■ INSTRUCTIONS TO FOLLOW: In the listing below, pick out lines with "Missions".

■ MATERIALS PROVIDED:
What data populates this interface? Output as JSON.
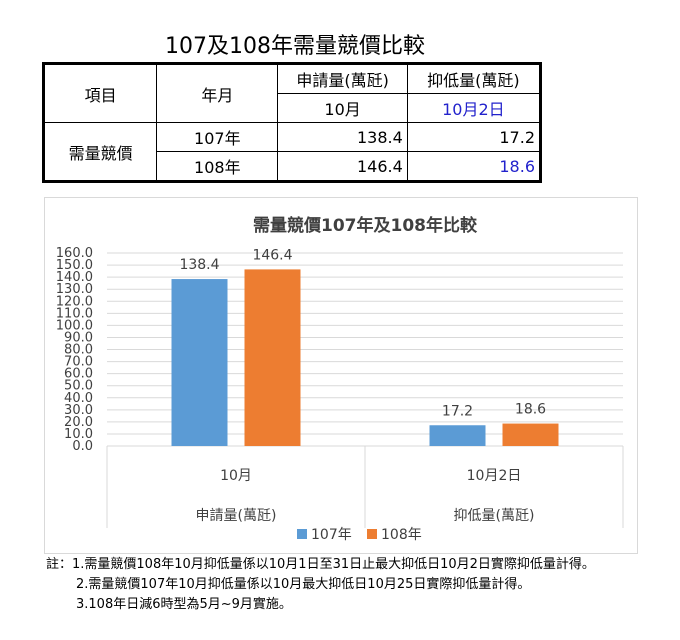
{
  "table": {
    "title": "107及108年需量競價比較",
    "header_item": "項目",
    "header_month": "年月",
    "col1_title": "申請量(萬瓩)",
    "col2_title": "抑低量(萬瓩)",
    "col1_sub": "10月",
    "col2_sub": "10月2日",
    "row_group": "需量競價",
    "rows": [
      {
        "year": "107年",
        "applied": "138.4",
        "reduced": "17.2"
      },
      {
        "year": "108年",
        "applied": "146.4",
        "reduced": "18.6"
      }
    ]
  },
  "chart_data": {
    "type": "bar",
    "title": "需量競價107年及108年比較",
    "categories": [
      "10月",
      "10月2日"
    ],
    "category_groups": [
      "申請量(萬瓩)",
      "抑低量(萬瓩)"
    ],
    "series": [
      {
        "name": "107年",
        "values": [
          138.4,
          17.2
        ],
        "color": "#5b9bd5"
      },
      {
        "name": "108年",
        "values": [
          146.4,
          18.6
        ],
        "color": "#ed7d31"
      }
    ],
    "ylim": [
      0,
      160
    ],
    "ytick_step": 10,
    "ytick_labels": [
      "0.0",
      "10.0",
      "20.0",
      "30.0",
      "40.0",
      "50.0",
      "60.0",
      "70.0",
      "80.0",
      "90.0",
      "100.0",
      "110.0",
      "120.0",
      "130.0",
      "140.0",
      "150.0",
      "160.0"
    ],
    "data_labels": [
      [
        "138.4",
        "17.2"
      ],
      [
        "146.4",
        "18.6"
      ]
    ],
    "grid": true,
    "legend_position": "bottom"
  },
  "notes": [
    "註：1.需量競價108年10月抑低量係以10月1日至31日止最大抑低日10月2日實際抑低量計得。",
    "2.需量競價107年10月抑低量係以10月最大抑低日10月25日實際抑低量計得。",
    "3.108年日減6時型為5月~9月實施。"
  ]
}
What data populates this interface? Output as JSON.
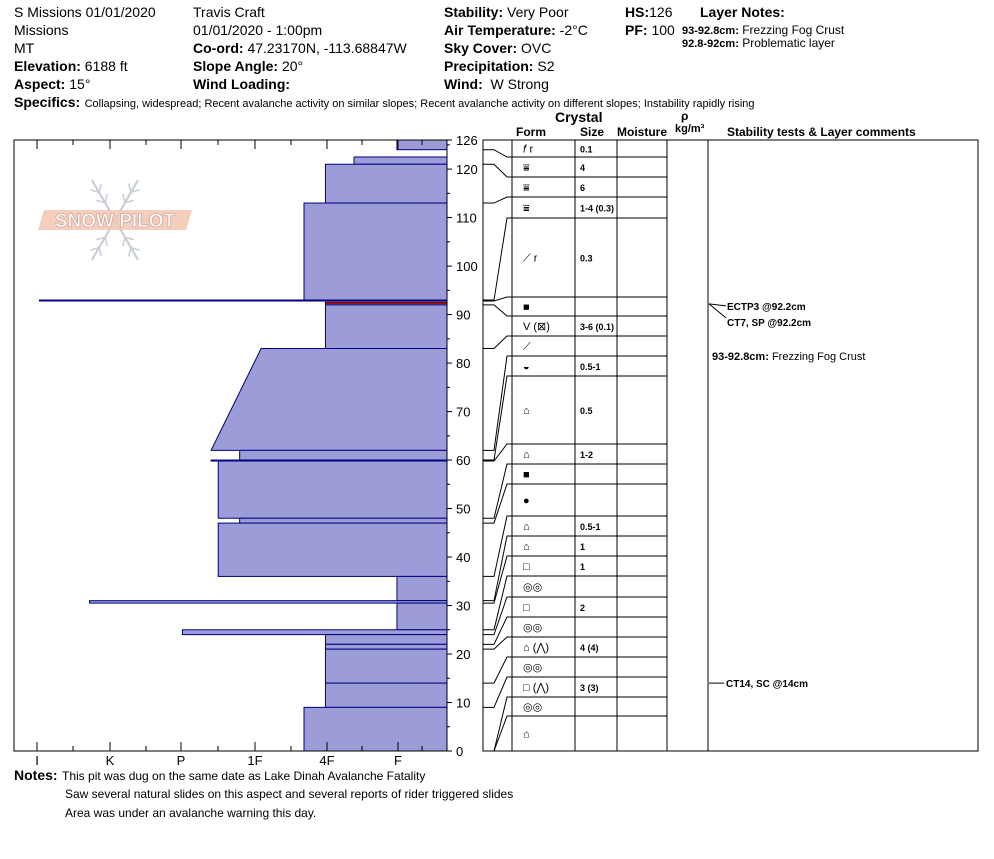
{
  "header": {
    "site_date": "S Missions 01/01/2020",
    "range": "Missions",
    "state": "MT",
    "elevation_label": "Elevation:",
    "elevation_value": "6188 ft",
    "aspect_label": "Aspect:",
    "aspect_value": "15°",
    "observer": "Travis  Craft",
    "datetime": "01/01/2020 - 1:00pm",
    "coord_label": "Co-ord:",
    "coord_value": "47.23170N, -113.68847W",
    "slope_label": "Slope Angle:",
    "slope_value": "20°",
    "wind_loading_label": "Wind Loading:",
    "wind_loading_value": "",
    "stability_label": "Stability:",
    "stability_value": "Very Poor",
    "air_temp_label": "Air Temperature:",
    "air_temp_value": "-2°C",
    "sky_label": "Sky Cover:",
    "sky_value": "OVC",
    "precip_label": "Precipitation:",
    "precip_value": "S2",
    "wind_label": "Wind:",
    "wind_value": "W Strong",
    "hs_label": "HS:",
    "hs_value": "126",
    "pf_label": "PF:",
    "pf_value": "100",
    "layer_notes_title": "Layer Notes:",
    "layer_notes": [
      {
        "range": "93-92.8cm:",
        "text": "Frezzing Fog Crust"
      },
      {
        "range": "92.8-92cm:",
        "text": "Problematic layer"
      }
    ],
    "specifics_label": "Specifics:",
    "specifics_value": "Collapsing, widespread;  Recent avalanche activity on similar slopes;  Recent avalanche activity on different slopes;  Instability rapidly rising"
  },
  "logo_text": "SNOW PILOT",
  "table_headers": {
    "crystal": "Crystal",
    "form": "Form",
    "size": "Size",
    "moisture": "Moisture",
    "rho": "ρ",
    "density_unit": "kg/m³",
    "stability": "Stability tests & Layer comments"
  },
  "notes": {
    "label": "Notes:",
    "lines": [
      "This pit was dug on the same date as Lake Dinah Avalanche Fatality",
      "Saw several natural slides on this aspect and several reports of rider triggered slides",
      "Area was under an avalanche warning this day."
    ]
  },
  "stability_comments": [
    {
      "text": "ECTP3 @92.2cm",
      "depth": 92.2
    },
    {
      "text": "CT7, SP @92.2cm",
      "depth": 92.2
    },
    {
      "text": "CT14, SC @14cm",
      "depth": 14
    }
  ],
  "layer_comment": {
    "range": "93-92.8cm:",
    "text": "Frezzing Fog Crust"
  },
  "chart_data": {
    "type": "bar",
    "title": "",
    "xlabel": "",
    "ylabel": "",
    "ylim": [
      0,
      126
    ],
    "y_ticks": [
      0,
      10,
      20,
      30,
      40,
      50,
      60,
      70,
      80,
      90,
      100,
      110,
      120,
      126
    ],
    "hardness_categories": [
      "I",
      "K",
      "P",
      "1F",
      "4F",
      "F"
    ],
    "hardness_scale_note": "F=1, 4F=2, 1F=3, P=4, K=5, I=6",
    "layers": [
      {
        "bottom": 124,
        "top": 126,
        "hardness": 0.7
      },
      {
        "bottom": 121,
        "top": 122.5,
        "hardness": 1.3
      },
      {
        "bottom": 113,
        "top": 121,
        "hardness": 1.7
      },
      {
        "bottom": 93,
        "top": 113,
        "hardness": 2.0
      },
      {
        "bottom": 92.8,
        "top": 93,
        "hardness": 5.7
      },
      {
        "bottom": 92,
        "top": 92.8,
        "hardness": 1.7
      },
      {
        "bottom": 83,
        "top": 92,
        "hardness": 1.7
      },
      {
        "bottom": 62,
        "top": 83,
        "hardness": 2.6,
        "hardness_top": 3.3
      },
      {
        "bottom": 60,
        "top": 62,
        "hardness": 2.9
      },
      {
        "bottom": 59.8,
        "top": 60,
        "hardness": 3.3
      },
      {
        "bottom": 48,
        "top": 59.8,
        "hardness": 3.2
      },
      {
        "bottom": 47,
        "top": 48,
        "hardness": 2.9
      },
      {
        "bottom": 36,
        "top": 47,
        "hardness": 3.2
      },
      {
        "bottom": 31,
        "top": 36,
        "hardness": 0.7
      },
      {
        "bottom": 30.5,
        "top": 31,
        "hardness": 5.0
      },
      {
        "bottom": 25,
        "top": 30.5,
        "hardness": 0.7
      },
      {
        "bottom": 24,
        "top": 25,
        "hardness": 3.7
      },
      {
        "bottom": 22,
        "top": 24,
        "hardness": 1.7
      },
      {
        "bottom": 21,
        "top": 22,
        "hardness": 1.7
      },
      {
        "bottom": 14,
        "top": 21,
        "hardness": 1.7
      },
      {
        "bottom": 9,
        "top": 14,
        "hardness": 1.7
      },
      {
        "bottom": 0,
        "top": 9,
        "hardness": 2.0
      }
    ],
    "crystal_rows": [
      {
        "form": "𝑓 r",
        "size": "0.1"
      },
      {
        "form": "⩸",
        "size": "4"
      },
      {
        "form": "⩸",
        "size": "6"
      },
      {
        "form": "⩸",
        "size": "1-4 (0.3)"
      },
      {
        "form": "⟋ r",
        "size": "0.3"
      },
      {
        "form": "■",
        "size": ""
      },
      {
        "form": "V (⊠)",
        "size": "3-6 (0.1)"
      },
      {
        "form": "⟋",
        "size": ""
      },
      {
        "form": "◒",
        "size": "0.5-1"
      },
      {
        "form": "⌂",
        "size": "0.5"
      },
      {
        "form": "⌂",
        "size": "1-2"
      },
      {
        "form": "■",
        "size": ""
      },
      {
        "form": "●",
        "size": ""
      },
      {
        "form": "⌂",
        "size": "0.5-1"
      },
      {
        "form": "⌂",
        "size": "1"
      },
      {
        "form": "□",
        "size": "1"
      },
      {
        "form": "◎◎",
        "size": ""
      },
      {
        "form": "□",
        "size": "2"
      },
      {
        "form": "◎◎",
        "size": ""
      },
      {
        "form": "⌂ (⋀)",
        "size": "4 (4)"
      },
      {
        "form": "◎◎",
        "size": ""
      },
      {
        "form": "□ (⋀)",
        "size": "3 (3)"
      },
      {
        "form": "◎◎",
        "size": ""
      },
      {
        "form": "⌂",
        "size": ""
      }
    ],
    "colors": {
      "layer_fill": "#9c9cd8",
      "layer_edge": "#000080",
      "crust": "#8b0000"
    }
  }
}
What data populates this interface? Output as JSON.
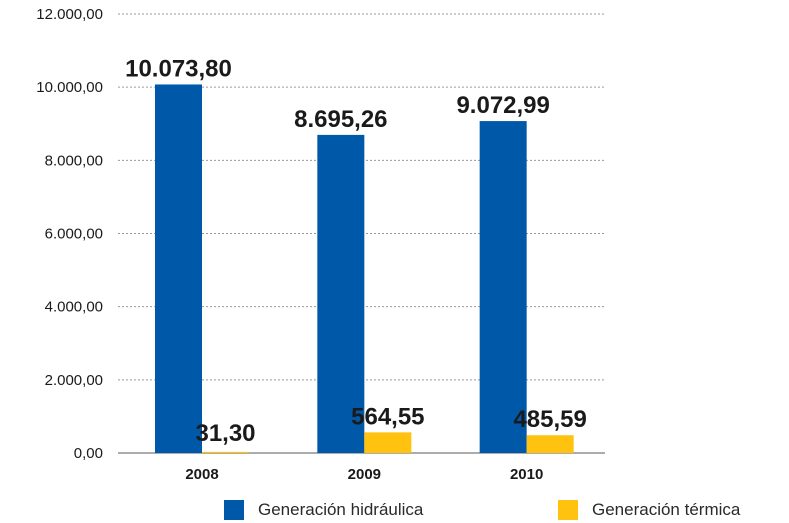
{
  "chart_data": {
    "type": "bar",
    "categories": [
      "2008",
      "2009",
      "2010"
    ],
    "series": [
      {
        "name": "Generación hidráulica",
        "color": "#0058A9",
        "values": [
          10073.8,
          8695.26,
          9072.99
        ],
        "labels": [
          "10.073,80",
          "8.695,26",
          "9.072,99"
        ]
      },
      {
        "name": "Generación térmica",
        "color": "#FFC20E",
        "values": [
          31.3,
          564.55,
          485.59
        ],
        "labels": [
          "31,30",
          "564,55",
          "485,59"
        ]
      }
    ],
    "ylim": [
      0,
      12000
    ],
    "yticks": [
      0,
      2000,
      4000,
      6000,
      8000,
      10000,
      12000
    ],
    "ytick_labels": [
      "0,00",
      "2.000,00",
      "4.000,00",
      "6.000,00",
      "8.000,00",
      "10.000,00",
      "12.000,00"
    ],
    "grid": "horizontal-dotted",
    "legend": "bottom",
    "title": "",
    "xlabel": "",
    "ylabel": ""
  }
}
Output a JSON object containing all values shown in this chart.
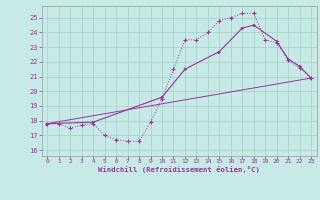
{
  "xlabel": "Windchill (Refroidissement éolien,°C)",
  "bg_color": "#c8eae6",
  "grid_color": "#a8d4cc",
  "line_color": "#993399",
  "xlim": [
    -0.5,
    23.5
  ],
  "ylim": [
    15.6,
    25.8
  ],
  "xticks": [
    0,
    1,
    2,
    3,
    4,
    5,
    6,
    7,
    8,
    9,
    10,
    11,
    12,
    13,
    14,
    15,
    16,
    17,
    18,
    19,
    20,
    21,
    22,
    23
  ],
  "yticks": [
    16,
    17,
    18,
    19,
    20,
    21,
    22,
    23,
    24,
    25
  ],
  "curve1_x": [
    0,
    1,
    2,
    3,
    4,
    5,
    6,
    7,
    8,
    9,
    10,
    11,
    12,
    13,
    14,
    15,
    16,
    17,
    18,
    19,
    20,
    21,
    22,
    23
  ],
  "curve1_y": [
    17.8,
    17.8,
    17.5,
    17.7,
    17.8,
    17.0,
    16.7,
    16.6,
    16.6,
    17.9,
    19.5,
    21.5,
    23.5,
    23.5,
    24.0,
    24.8,
    25.0,
    25.3,
    25.3,
    23.5,
    23.3,
    22.1,
    21.6,
    20.9
  ],
  "curve2_x": [
    0,
    4,
    10,
    12,
    15,
    17,
    18,
    20,
    21,
    22,
    23
  ],
  "curve2_y": [
    17.8,
    17.9,
    19.6,
    21.5,
    22.7,
    24.3,
    24.5,
    23.4,
    22.2,
    21.7,
    20.9
  ],
  "curve3_x": [
    0,
    23
  ],
  "curve3_y": [
    17.8,
    20.9
  ]
}
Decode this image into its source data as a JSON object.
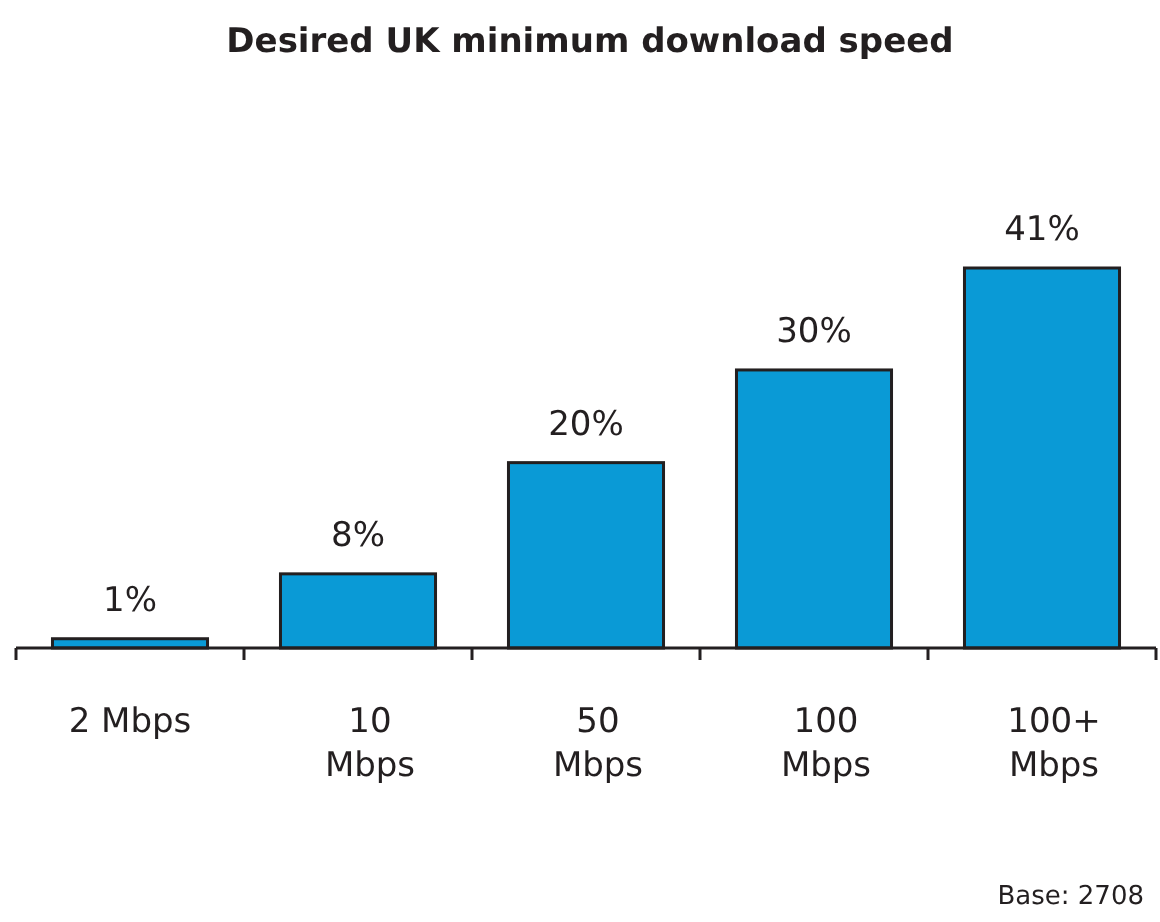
{
  "chart_data": {
    "type": "bar",
    "title": "Desired UK minimum download speed",
    "categories": [
      "2 Mbps",
      "10 Mbps",
      "50 Mbps",
      "100 Mbps",
      "100+ Mbps"
    ],
    "values": [
      1,
      8,
      20,
      30,
      41
    ],
    "value_labels": [
      "1%",
      "8%",
      "20%",
      "30%",
      "41%"
    ],
    "color": "#0a9ad6",
    "annotations": [
      "Base: 2708"
    ]
  }
}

■ ANSWER TO THE TASK:
    "site_date": "S Missions 01/01/2020",
    "range": "Missions",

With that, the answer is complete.